(The input begins)

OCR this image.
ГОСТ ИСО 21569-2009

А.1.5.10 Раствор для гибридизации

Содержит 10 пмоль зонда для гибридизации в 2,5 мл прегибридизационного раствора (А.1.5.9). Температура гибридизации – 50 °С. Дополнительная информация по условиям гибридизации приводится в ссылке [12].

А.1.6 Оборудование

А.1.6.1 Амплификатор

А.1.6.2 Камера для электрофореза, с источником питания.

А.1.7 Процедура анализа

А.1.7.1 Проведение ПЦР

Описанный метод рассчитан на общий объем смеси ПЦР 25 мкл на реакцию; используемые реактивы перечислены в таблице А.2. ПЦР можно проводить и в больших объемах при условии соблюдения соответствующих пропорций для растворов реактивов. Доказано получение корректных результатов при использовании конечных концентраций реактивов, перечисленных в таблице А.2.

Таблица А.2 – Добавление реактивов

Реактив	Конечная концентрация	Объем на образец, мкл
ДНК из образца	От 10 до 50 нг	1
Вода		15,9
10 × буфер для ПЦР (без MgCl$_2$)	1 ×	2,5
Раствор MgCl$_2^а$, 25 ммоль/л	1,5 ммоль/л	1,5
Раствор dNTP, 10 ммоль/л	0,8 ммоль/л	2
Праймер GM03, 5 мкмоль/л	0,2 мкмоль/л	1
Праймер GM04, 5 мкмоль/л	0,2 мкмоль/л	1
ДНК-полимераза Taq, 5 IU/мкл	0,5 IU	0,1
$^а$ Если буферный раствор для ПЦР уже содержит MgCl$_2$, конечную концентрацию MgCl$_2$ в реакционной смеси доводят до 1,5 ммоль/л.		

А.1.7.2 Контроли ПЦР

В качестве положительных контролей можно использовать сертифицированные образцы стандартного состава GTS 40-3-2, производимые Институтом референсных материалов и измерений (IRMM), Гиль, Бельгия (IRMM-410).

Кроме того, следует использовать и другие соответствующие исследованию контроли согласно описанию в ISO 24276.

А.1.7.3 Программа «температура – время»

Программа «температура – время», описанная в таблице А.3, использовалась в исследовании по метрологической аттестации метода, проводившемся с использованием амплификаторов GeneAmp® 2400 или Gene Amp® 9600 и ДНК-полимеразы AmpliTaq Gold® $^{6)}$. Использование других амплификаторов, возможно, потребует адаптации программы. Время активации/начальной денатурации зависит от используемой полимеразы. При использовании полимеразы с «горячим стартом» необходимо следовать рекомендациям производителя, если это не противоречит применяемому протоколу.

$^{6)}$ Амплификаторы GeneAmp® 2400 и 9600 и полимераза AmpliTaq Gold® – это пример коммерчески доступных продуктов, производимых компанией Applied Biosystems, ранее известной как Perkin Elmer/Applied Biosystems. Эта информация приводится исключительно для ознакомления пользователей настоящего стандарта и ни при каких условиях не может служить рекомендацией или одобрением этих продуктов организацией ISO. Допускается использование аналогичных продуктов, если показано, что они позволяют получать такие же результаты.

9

(The input ends)
(The input begins)

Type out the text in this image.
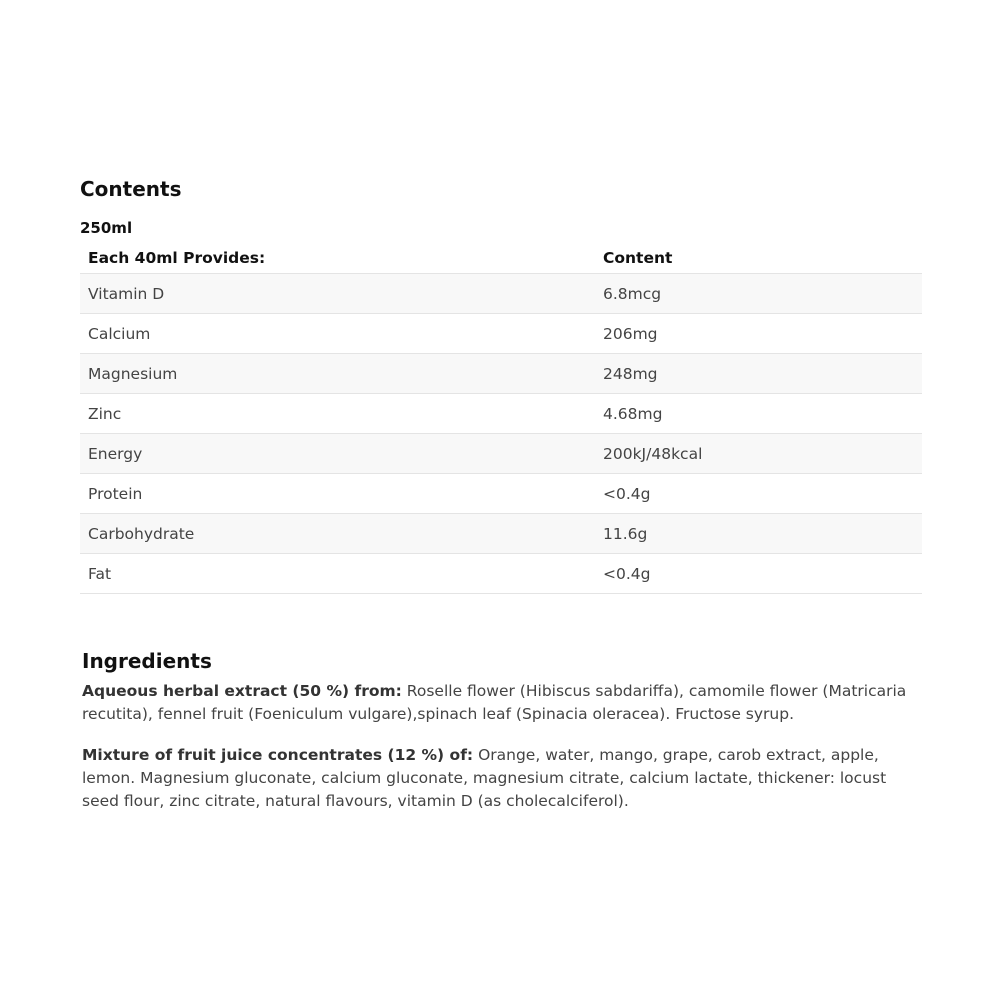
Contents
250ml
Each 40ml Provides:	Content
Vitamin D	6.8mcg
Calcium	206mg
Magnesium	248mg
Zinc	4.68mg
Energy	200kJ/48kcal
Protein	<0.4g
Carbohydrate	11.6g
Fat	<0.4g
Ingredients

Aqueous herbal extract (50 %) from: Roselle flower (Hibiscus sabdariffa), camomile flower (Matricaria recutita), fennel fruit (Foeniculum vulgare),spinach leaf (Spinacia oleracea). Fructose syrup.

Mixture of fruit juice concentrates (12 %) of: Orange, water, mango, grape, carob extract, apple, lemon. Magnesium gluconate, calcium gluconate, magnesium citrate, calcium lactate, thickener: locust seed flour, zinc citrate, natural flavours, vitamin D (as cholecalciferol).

(The input ends)

## Problem requirements
Find how many lines in the material hold the word "время" and state that number alone.

## Exercise solution
2